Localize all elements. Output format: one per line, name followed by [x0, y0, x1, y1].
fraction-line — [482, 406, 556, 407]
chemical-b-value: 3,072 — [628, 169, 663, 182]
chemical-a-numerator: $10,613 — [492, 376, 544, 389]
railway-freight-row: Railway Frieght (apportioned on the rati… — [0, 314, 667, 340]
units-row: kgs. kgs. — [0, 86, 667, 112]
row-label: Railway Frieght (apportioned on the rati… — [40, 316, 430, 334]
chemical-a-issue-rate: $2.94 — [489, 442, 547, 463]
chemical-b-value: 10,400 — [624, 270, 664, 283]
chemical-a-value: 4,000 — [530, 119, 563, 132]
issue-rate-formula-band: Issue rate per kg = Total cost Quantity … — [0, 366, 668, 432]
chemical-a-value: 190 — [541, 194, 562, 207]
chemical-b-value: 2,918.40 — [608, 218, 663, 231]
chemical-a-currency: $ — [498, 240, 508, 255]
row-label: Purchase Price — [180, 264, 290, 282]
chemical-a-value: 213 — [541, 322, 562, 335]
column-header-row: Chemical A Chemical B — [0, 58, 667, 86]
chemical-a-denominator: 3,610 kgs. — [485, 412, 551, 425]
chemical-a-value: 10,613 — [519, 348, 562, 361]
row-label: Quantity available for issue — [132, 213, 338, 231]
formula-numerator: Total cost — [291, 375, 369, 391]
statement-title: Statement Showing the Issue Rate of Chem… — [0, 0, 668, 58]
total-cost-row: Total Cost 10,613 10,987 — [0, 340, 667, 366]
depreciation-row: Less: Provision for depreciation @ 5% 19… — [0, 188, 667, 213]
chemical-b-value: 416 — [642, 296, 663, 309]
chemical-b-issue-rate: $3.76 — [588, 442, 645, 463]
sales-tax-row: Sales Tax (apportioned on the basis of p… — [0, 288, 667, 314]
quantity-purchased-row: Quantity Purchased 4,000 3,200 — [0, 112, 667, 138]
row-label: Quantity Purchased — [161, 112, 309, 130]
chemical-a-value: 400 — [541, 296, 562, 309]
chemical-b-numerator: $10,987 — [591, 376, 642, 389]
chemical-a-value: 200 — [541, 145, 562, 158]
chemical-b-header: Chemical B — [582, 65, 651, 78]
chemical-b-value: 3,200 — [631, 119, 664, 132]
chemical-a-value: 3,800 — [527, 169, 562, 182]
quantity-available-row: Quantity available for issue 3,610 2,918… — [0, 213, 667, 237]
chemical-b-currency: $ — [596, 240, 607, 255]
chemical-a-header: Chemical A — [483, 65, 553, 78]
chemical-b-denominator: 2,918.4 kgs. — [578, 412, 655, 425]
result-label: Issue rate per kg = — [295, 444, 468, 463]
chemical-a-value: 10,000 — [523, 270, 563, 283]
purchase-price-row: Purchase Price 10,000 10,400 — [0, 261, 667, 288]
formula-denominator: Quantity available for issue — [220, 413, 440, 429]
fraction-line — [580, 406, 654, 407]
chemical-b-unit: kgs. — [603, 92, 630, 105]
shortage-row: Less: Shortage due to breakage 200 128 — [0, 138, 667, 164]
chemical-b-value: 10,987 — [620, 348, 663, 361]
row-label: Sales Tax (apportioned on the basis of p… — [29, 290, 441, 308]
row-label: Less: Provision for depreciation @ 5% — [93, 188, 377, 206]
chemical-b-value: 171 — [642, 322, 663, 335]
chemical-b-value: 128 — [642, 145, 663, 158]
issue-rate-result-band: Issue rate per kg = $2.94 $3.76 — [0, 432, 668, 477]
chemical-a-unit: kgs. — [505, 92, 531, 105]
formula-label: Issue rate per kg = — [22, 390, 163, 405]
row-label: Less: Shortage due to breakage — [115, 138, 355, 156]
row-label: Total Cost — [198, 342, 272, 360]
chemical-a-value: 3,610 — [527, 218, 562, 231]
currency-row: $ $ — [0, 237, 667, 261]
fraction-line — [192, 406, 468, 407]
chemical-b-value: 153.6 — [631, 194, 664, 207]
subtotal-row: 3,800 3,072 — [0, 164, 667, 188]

» **EXERCISE DETAILS**: Copy the listing above line for line, with no changes.

» **WORKED SOLUTION**:
Localize all elements. Output format: one per line, name followed by [x0, y0, x1, y1].
fraction-line — [482, 406, 556, 407]
chemical-b-value: 3,072 — [628, 169, 663, 182]
chemical-a-numerator: $10,613 — [492, 376, 544, 389]
railway-freight-row: Railway Frieght (apportioned on the rati… — [0, 314, 667, 340]
units-row: kgs. kgs. — [0, 86, 667, 112]
row-label: Railway Frieght (apportioned on the rati… — [40, 316, 430, 334]
chemical-a-issue-rate: $2.94 — [489, 442, 547, 463]
chemical-b-value: 10,400 — [624, 270, 664, 283]
chemical-a-value: 4,000 — [530, 119, 563, 132]
issue-rate-formula-band: Issue rate per kg = Total cost Quantity … — [0, 366, 668, 432]
chemical-a-value: 190 — [541, 194, 562, 207]
chemical-b-value: 2,918.40 — [608, 218, 663, 231]
chemical-a-currency: $ — [498, 240, 508, 255]
row-label: Purchase Price — [180, 264, 290, 282]
chemical-a-value: 213 — [541, 322, 562, 335]
column-header-row: Chemical A Chemical B — [0, 58, 667, 86]
chemical-a-denominator: 3,610 kgs. — [485, 412, 551, 425]
chemical-a-value: 10,613 — [519, 348, 562, 361]
row-label: Quantity available for issue — [132, 213, 338, 231]
formula-numerator: Total cost — [291, 375, 369, 391]
statement-title: Statement Showing the Issue Rate of Chem… — [0, 0, 668, 58]
total-cost-row: Total Cost 10,613 10,987 — [0, 340, 667, 366]
depreciation-row: Less: Provision for depreciation @ 5% 19… — [0, 188, 667, 213]
chemical-b-value: 416 — [642, 296, 663, 309]
chemical-b-issue-rate: $3.76 — [588, 442, 645, 463]
sales-tax-row: Sales Tax (apportioned on the basis of p… — [0, 288, 667, 314]
quantity-purchased-row: Quantity Purchased 4,000 3,200 — [0, 112, 667, 138]
row-label: Quantity Purchased — [161, 112, 309, 130]
chemical-a-value: 400 — [541, 296, 562, 309]
chemical-b-numerator: $10,987 — [591, 376, 642, 389]
chemical-a-value: 200 — [541, 145, 562, 158]
chemical-b-header: Chemical B — [582, 65, 651, 78]
chemical-b-value: 3,200 — [631, 119, 664, 132]
chemical-a-value: 3,800 — [527, 169, 562, 182]
quantity-available-row: Quantity available for issue 3,610 2,918… — [0, 213, 667, 237]
chemical-b-currency: $ — [596, 240, 607, 255]
chemical-a-header: Chemical A — [483, 65, 553, 78]
chemical-b-denominator: 2,918.4 kgs. — [578, 412, 655, 425]
result-label: Issue rate per kg = — [295, 444, 468, 463]
chemical-a-value: 10,000 — [523, 270, 563, 283]
purchase-price-row: Purchase Price 10,000 10,400 — [0, 261, 667, 288]
formula-denominator: Quantity available for issue — [220, 413, 440, 429]
fraction-line — [580, 406, 654, 407]
chemical-b-unit: kgs. — [603, 92, 630, 105]
shortage-row: Less: Shortage due to breakage 200 128 — [0, 138, 667, 164]
chemical-b-value: 10,987 — [620, 348, 663, 361]
row-label: Sales Tax (apportioned on the basis of p… — [29, 290, 441, 308]
row-label: Less: Provision for depreciation @ 5% — [93, 188, 377, 206]
chemical-b-value: 171 — [642, 322, 663, 335]
chemical-b-value: 128 — [642, 145, 663, 158]
issue-rate-result-band: Issue rate per kg = $2.94 $3.76 — [0, 432, 668, 477]
chemical-a-unit: kgs. — [505, 92, 531, 105]
formula-label: Issue rate per kg = — [22, 390, 163, 405]
row-label: Less: Shortage due to breakage — [115, 138, 355, 156]
row-label: Total Cost — [198, 342, 272, 360]
chemical-a-value: 3,610 — [527, 218, 562, 231]
currency-row: $ $ — [0, 237, 667, 261]
fraction-line — [192, 406, 468, 407]
chemical-b-value: 153.6 — [631, 194, 664, 207]
subtotal-row: 3,800 3,072 — [0, 164, 667, 188]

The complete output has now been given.